Print, exactly and completely, every entry in the data.

[PROVIDED ENTRIES]
↓
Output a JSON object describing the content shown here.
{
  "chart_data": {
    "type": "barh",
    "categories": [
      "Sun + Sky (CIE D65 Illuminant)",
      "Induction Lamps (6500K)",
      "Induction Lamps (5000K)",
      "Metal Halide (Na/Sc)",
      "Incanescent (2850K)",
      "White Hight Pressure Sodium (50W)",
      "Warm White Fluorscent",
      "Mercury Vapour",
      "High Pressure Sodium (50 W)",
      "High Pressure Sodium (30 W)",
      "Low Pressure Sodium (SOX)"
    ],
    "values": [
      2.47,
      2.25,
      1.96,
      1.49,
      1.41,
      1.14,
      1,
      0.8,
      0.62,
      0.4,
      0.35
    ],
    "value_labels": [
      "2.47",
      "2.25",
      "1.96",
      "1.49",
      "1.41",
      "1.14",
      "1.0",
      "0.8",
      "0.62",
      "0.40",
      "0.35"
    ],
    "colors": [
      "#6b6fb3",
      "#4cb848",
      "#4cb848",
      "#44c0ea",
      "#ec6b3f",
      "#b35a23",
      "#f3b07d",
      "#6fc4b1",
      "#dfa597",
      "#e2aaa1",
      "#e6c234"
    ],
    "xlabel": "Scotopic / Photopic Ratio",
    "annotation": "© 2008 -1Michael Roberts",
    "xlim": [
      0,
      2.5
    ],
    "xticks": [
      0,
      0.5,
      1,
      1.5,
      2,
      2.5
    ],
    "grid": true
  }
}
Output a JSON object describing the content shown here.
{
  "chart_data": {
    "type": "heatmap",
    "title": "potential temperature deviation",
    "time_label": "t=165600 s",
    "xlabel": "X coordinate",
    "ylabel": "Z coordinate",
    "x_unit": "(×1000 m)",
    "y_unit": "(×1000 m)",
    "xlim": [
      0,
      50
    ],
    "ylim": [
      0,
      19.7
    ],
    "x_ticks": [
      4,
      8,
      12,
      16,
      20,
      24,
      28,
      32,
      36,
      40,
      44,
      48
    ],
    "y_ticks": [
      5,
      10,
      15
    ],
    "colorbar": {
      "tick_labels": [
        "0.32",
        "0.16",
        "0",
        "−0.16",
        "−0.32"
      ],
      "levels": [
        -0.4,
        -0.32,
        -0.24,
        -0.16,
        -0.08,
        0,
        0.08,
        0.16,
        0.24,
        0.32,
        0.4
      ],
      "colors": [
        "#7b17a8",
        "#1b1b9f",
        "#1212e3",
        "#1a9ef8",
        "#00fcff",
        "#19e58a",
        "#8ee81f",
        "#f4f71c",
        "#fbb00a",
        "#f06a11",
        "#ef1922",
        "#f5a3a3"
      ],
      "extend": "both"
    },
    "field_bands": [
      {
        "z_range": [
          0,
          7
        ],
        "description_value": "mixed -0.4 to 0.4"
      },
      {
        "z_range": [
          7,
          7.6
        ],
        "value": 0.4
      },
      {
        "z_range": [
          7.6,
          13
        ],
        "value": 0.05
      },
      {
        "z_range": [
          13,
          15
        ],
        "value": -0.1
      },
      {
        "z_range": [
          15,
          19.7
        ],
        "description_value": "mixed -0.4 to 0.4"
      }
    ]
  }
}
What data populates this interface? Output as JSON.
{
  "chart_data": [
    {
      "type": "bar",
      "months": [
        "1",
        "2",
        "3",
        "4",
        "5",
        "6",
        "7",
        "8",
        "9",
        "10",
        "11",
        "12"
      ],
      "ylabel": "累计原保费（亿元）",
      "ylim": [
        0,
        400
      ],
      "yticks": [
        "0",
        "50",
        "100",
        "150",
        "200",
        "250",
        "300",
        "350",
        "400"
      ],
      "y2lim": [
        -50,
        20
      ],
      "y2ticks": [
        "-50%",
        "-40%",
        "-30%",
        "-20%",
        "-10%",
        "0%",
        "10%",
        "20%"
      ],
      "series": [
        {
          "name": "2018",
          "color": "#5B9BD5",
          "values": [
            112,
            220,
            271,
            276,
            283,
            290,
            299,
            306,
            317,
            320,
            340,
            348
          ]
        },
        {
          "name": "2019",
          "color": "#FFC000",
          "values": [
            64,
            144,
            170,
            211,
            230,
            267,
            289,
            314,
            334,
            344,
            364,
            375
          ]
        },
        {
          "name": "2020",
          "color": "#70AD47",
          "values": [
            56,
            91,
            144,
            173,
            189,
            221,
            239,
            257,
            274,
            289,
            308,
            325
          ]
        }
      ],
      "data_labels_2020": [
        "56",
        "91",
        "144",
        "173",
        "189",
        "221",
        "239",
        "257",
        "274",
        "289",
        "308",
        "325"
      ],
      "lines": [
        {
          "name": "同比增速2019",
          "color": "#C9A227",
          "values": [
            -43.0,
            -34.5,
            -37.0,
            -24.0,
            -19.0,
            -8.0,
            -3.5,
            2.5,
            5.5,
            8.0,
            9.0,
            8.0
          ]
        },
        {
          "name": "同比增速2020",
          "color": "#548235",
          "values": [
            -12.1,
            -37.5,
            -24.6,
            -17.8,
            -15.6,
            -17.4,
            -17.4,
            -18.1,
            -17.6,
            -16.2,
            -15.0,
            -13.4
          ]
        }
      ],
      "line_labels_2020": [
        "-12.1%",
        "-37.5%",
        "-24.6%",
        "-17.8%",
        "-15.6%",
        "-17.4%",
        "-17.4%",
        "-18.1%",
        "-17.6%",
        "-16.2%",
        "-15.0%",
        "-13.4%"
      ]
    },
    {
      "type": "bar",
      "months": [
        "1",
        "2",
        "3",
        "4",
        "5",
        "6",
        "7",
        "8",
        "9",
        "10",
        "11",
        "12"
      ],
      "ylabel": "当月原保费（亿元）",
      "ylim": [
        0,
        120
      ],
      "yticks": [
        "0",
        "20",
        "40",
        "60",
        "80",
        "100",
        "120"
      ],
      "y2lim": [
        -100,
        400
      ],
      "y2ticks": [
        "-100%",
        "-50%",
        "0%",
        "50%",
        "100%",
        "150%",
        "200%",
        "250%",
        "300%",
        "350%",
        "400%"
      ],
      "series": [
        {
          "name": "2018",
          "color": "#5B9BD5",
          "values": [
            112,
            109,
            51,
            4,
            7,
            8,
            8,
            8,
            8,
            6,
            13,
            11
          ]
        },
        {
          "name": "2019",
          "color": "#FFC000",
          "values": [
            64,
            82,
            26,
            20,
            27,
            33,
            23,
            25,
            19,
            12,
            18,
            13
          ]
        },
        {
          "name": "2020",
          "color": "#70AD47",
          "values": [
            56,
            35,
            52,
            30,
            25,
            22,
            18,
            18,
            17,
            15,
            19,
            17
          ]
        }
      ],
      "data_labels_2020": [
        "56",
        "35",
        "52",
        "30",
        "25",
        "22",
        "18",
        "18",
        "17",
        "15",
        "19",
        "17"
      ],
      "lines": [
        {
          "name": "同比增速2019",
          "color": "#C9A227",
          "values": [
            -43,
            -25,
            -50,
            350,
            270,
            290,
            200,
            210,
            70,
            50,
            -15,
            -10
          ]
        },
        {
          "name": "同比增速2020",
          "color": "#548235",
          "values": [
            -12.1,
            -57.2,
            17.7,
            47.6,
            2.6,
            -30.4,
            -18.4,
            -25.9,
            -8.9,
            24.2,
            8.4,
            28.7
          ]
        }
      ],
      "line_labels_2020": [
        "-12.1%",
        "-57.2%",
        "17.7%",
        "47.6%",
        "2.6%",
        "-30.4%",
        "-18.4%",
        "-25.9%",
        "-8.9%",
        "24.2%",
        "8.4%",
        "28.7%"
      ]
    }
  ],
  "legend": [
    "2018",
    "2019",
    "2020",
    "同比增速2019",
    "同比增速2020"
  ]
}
↑
[ANSWER TO THE PROBLEM]
Output a JSON object describing the content shown here.
{
  "chart_data": {
    "type": "barh",
    "categories": [
      "Sun + Sky (CIE D65 Illuminant)",
      "Induction Lamps (6500K)",
      "Induction Lamps (5000K)",
      "Metal Halide (Na/Sc)",
      "Incanescent (2850K)",
      "White Hight Pressure Sodium (50W)",
      "Warm White Fluorscent",
      "Mercury Vapour",
      "High Pressure Sodium (50 W)",
      "High Pressure Sodium (30 W)",
      "Low Pressure Sodium (SOX)"
    ],
    "values": [
      2.47,
      2.25,
      1.96,
      1.49,
      1.41,
      1.14,
      1,
      0.8,
      0.62,
      0.4,
      0.35
    ],
    "value_labels": [
      "2.47",
      "2.25",
      "1.96",
      "1.49",
      "1.41",
      "1.14",
      "1.0",
      "0.8",
      "0.62",
      "0.40",
      "0.35"
    ],
    "colors": [
      "#6b6fb3",
      "#4cb848",
      "#4cb848",
      "#44c0ea",
      "#ec6b3f",
      "#b35a23",
      "#f3b07d",
      "#6fc4b1",
      "#dfa597",
      "#e2aaa1",
      "#e6c234"
    ],
    "xlabel": "Scotopic / Photopic Ratio",
    "annotation": "© 2008 -1Michael Roberts",
    "xlim": [
      0,
      2.5
    ],
    "xticks": [
      0,
      0.5,
      1,
      1.5,
      2,
      2.5
    ],
    "grid": true
  }
}
Output a JSON object describing the content shown here.
{
  "chart_data": {
    "type": "heatmap",
    "title": "potential temperature deviation",
    "time_label": "t=165600 s",
    "xlabel": "X coordinate",
    "ylabel": "Z coordinate",
    "x_unit": "(×1000 m)",
    "y_unit": "(×1000 m)",
    "xlim": [
      0,
      50
    ],
    "ylim": [
      0,
      19.7
    ],
    "x_ticks": [
      4,
      8,
      12,
      16,
      20,
      24,
      28,
      32,
      36,
      40,
      44,
      48
    ],
    "y_ticks": [
      5,
      10,
      15
    ],
    "colorbar": {
      "tick_labels": [
        "0.32",
        "0.16",
        "0",
        "−0.16",
        "−0.32"
      ],
      "levels": [
        -0.4,
        -0.32,
        -0.24,
        -0.16,
        -0.08,
        0,
        0.08,
        0.16,
        0.24,
        0.32,
        0.4
      ],
      "colors": [
        "#7b17a8",
        "#1b1b9f",
        "#1212e3",
        "#1a9ef8",
        "#00fcff",
        "#19e58a",
        "#8ee81f",
        "#f4f71c",
        "#fbb00a",
        "#f06a11",
        "#ef1922",
        "#f5a3a3"
      ],
      "extend": "both"
    },
    "field_bands": [
      {
        "z_range": [
          0,
          7
        ],
        "description_value": "mixed -0.4 to 0.4"
      },
      {
        "z_range": [
          7,
          7.6
        ],
        "value": 0.4
      },
      {
        "z_range": [
          7.6,
          13
        ],
        "value": 0.05
      },
      {
        "z_range": [
          13,
          15
        ],
        "value": -0.1
      },
      {
        "z_range": [
          15,
          19.7
        ],
        "description_value": "mixed -0.4 to 0.4"
      }
    ]
  }
}
What data populates this interface? Output as JSON.
{
  "chart_data": [
    {
      "type": "bar",
      "months": [
        "1",
        "2",
        "3",
        "4",
        "5",
        "6",
        "7",
        "8",
        "9",
        "10",
        "11",
        "12"
      ],
      "ylabel": "累计原保费（亿元）",
      "ylim": [
        0,
        400
      ],
      "yticks": [
        "0",
        "50",
        "100",
        "150",
        "200",
        "250",
        "300",
        "350",
        "400"
      ],
      "y2lim": [
        -50,
        20
      ],
      "y2ticks": [
        "-50%",
        "-40%",
        "-30%",
        "-20%",
        "-10%",
        "0%",
        "10%",
        "20%"
      ],
      "series": [
        {
          "name": "2018",
          "color": "#5B9BD5",
          "values": [
            112,
            220,
            271,
            276,
            283,
            290,
            299,
            306,
            317,
            320,
            340,
            348
          ]
        },
        {
          "name": "2019",
          "color": "#FFC000",
          "values": [
            64,
            144,
            170,
            211,
            230,
            267,
            289,
            314,
            334,
            344,
            364,
            375
          ]
        },
        {
          "name": "2020",
          "color": "#70AD47",
          "values": [
            56,
            91,
            144,
            173,
            189,
            221,
            239,
            257,
            274,
            289,
            308,
            325
          ]
        }
      ],
      "data_labels_2020": [
        "56",
        "91",
        "144",
        "173",
        "189",
        "221",
        "239",
        "257",
        "274",
        "289",
        "308",
        "325"
      ],
      "lines": [
        {
          "name": "同比增速2019",
          "color": "#C9A227",
          "values": [
            -43.0,
            -34.5,
            -37.0,
            -24.0,
            -19.0,
            -8.0,
            -3.5,
            2.5,
            5.5,
            8.0,
            9.0,
            8.0
          ]
        },
        {
          "name": "同比增速2020",
          "color": "#548235",
          "values": [
            -12.1,
            -37.5,
            -24.6,
            -17.8,
            -15.6,
            -17.4,
            -17.4,
            -18.1,
            -17.6,
            -16.2,
            -15.0,
            -13.4
          ]
        }
      ],
      "line_labels_2020": [
        "-12.1%",
        "-37.5%",
        "-24.6%",
        "-17.8%",
        "-15.6%",
        "-17.4%",
        "-17.4%",
        "-18.1%",
        "-17.6%",
        "-16.2%",
        "-15.0%",
        "-13.4%"
      ]
    },
    {
      "type": "bar",
      "months": [
        "1",
        "2",
        "3",
        "4",
        "5",
        "6",
        "7",
        "8",
        "9",
        "10",
        "11",
        "12"
      ],
      "ylabel": "当月原保费（亿元）",
      "ylim": [
        0,
        120
      ],
      "yticks": [
        "0",
        "20",
        "40",
        "60",
        "80",
        "100",
        "120"
      ],
      "y2lim": [
        -100,
        400
      ],
      "y2ticks": [
        "-100%",
        "-50%",
        "0%",
        "50%",
        "100%",
        "150%",
        "200%",
        "250%",
        "300%",
        "350%",
        "400%"
      ],
      "series": [
        {
          "name": "2018",
          "color": "#5B9BD5",
          "values": [
            112,
            109,
            51,
            4,
            7,
            8,
            8,
            8,
            8,
            6,
            13,
            11
          ]
        },
        {
          "name": "2019",
          "color": "#FFC000",
          "values": [
            64,
            82,
            26,
            20,
            27,
            33,
            23,
            25,
            19,
            12,
            18,
            13
          ]
        },
        {
          "name": "2020",
          "color": "#70AD47",
          "values": [
            56,
            35,
            52,
            30,
            25,
            22,
            18,
            18,
            17,
            15,
            19,
            17
          ]
        }
      ],
      "data_labels_2020": [
        "56",
        "35",
        "52",
        "30",
        "25",
        "22",
        "18",
        "18",
        "17",
        "15",
        "19",
        "17"
      ],
      "lines": [
        {
          "name": "同比增速2019",
          "color": "#C9A227",
          "values": [
            -43,
            -25,
            -50,
            350,
            270,
            290,
            200,
            210,
            70,
            50,
            -15,
            -10
          ]
        },
        {
          "name": "同比增速2020",
          "color": "#548235",
          "values": [
            -12.1,
            -57.2,
            17.7,
            47.6,
            2.6,
            -30.4,
            -18.4,
            -25.9,
            -8.9,
            24.2,
            8.4,
            28.7
          ]
        }
      ],
      "line_labels_2020": [
        "-12.1%",
        "-57.2%",
        "17.7%",
        "47.6%",
        "2.6%",
        "-30.4%",
        "-18.4%",
        "-25.9%",
        "-8.9%",
        "24.2%",
        "8.4%",
        "28.7%"
      ]
    }
  ],
  "legend": [
    "2018",
    "2019",
    "2020",
    "同比增速2019",
    "同比增速2020"
  ]
}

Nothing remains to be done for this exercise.